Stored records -
'''
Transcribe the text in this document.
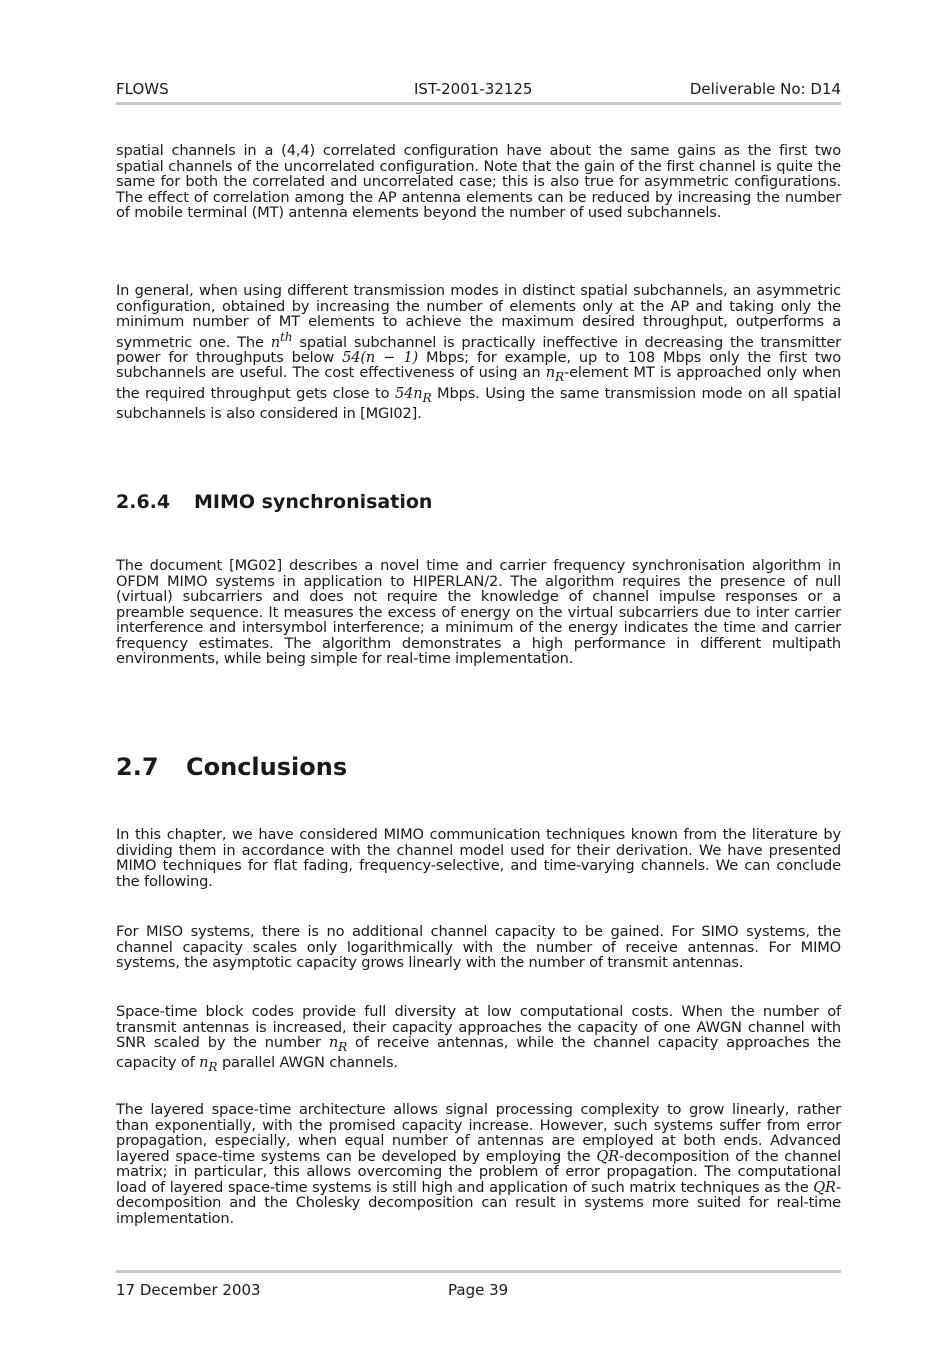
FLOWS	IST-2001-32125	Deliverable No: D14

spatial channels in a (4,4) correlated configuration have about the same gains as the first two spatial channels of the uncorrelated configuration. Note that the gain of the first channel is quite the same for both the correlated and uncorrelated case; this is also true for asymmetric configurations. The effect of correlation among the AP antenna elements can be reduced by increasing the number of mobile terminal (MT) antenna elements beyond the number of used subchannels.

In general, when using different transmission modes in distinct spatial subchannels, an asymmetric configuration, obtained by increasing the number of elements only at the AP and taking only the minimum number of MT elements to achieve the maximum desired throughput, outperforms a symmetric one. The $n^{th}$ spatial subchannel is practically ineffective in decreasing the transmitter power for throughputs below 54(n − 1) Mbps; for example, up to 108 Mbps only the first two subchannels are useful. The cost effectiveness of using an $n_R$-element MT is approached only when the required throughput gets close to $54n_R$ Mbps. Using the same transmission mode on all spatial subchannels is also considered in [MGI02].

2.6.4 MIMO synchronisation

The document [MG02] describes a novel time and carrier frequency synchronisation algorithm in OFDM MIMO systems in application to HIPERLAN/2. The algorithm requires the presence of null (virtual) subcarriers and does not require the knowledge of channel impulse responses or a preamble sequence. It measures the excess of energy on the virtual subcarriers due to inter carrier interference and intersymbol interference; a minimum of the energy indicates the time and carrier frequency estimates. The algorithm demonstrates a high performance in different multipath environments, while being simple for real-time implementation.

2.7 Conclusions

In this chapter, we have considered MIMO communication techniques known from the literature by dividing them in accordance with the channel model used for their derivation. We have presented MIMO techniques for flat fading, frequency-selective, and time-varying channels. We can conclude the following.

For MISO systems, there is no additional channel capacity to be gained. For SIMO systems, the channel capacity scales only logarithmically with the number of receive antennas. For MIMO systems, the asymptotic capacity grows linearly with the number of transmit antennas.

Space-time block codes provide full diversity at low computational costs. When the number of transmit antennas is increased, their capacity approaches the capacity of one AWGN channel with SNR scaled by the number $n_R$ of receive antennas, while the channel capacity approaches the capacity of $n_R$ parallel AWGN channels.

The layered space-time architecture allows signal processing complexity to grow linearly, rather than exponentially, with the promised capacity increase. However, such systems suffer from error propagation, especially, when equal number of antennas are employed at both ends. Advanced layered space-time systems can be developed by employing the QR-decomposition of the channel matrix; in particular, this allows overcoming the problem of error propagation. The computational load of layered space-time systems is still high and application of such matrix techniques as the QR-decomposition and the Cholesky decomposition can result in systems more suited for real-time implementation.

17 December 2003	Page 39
'''
'''
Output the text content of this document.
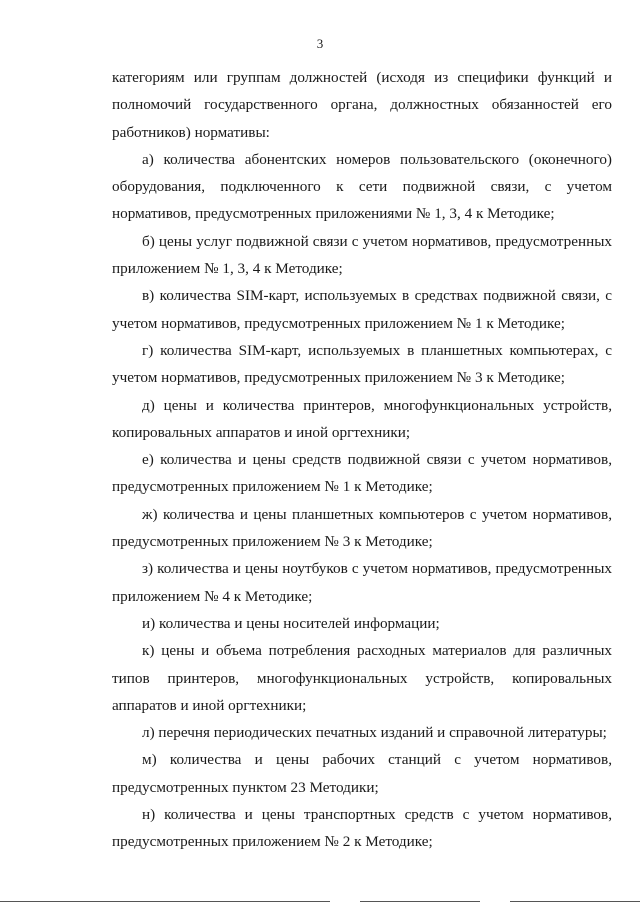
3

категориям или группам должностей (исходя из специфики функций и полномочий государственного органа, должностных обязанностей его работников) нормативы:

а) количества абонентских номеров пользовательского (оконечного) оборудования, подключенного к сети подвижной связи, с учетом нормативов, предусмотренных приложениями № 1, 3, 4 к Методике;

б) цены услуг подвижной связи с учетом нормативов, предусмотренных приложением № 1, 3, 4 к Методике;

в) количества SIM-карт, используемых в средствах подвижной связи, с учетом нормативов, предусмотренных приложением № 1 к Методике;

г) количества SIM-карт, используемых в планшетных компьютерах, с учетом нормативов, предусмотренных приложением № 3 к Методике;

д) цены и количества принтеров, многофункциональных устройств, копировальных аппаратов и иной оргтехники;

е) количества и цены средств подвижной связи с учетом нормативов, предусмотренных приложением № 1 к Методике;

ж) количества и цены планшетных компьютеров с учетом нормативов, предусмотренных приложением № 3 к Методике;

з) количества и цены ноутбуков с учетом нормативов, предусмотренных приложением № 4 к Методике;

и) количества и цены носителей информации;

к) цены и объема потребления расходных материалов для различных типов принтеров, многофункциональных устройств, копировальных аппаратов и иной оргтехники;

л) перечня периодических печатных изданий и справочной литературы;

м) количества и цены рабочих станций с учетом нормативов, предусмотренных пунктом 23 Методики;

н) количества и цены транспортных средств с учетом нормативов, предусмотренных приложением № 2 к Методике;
'''
Problem details -
In the listing above, find the lines holding the word "text" and copy them.

Response for this exercise -
Transcribe the text in this document.
Output the text content of this document.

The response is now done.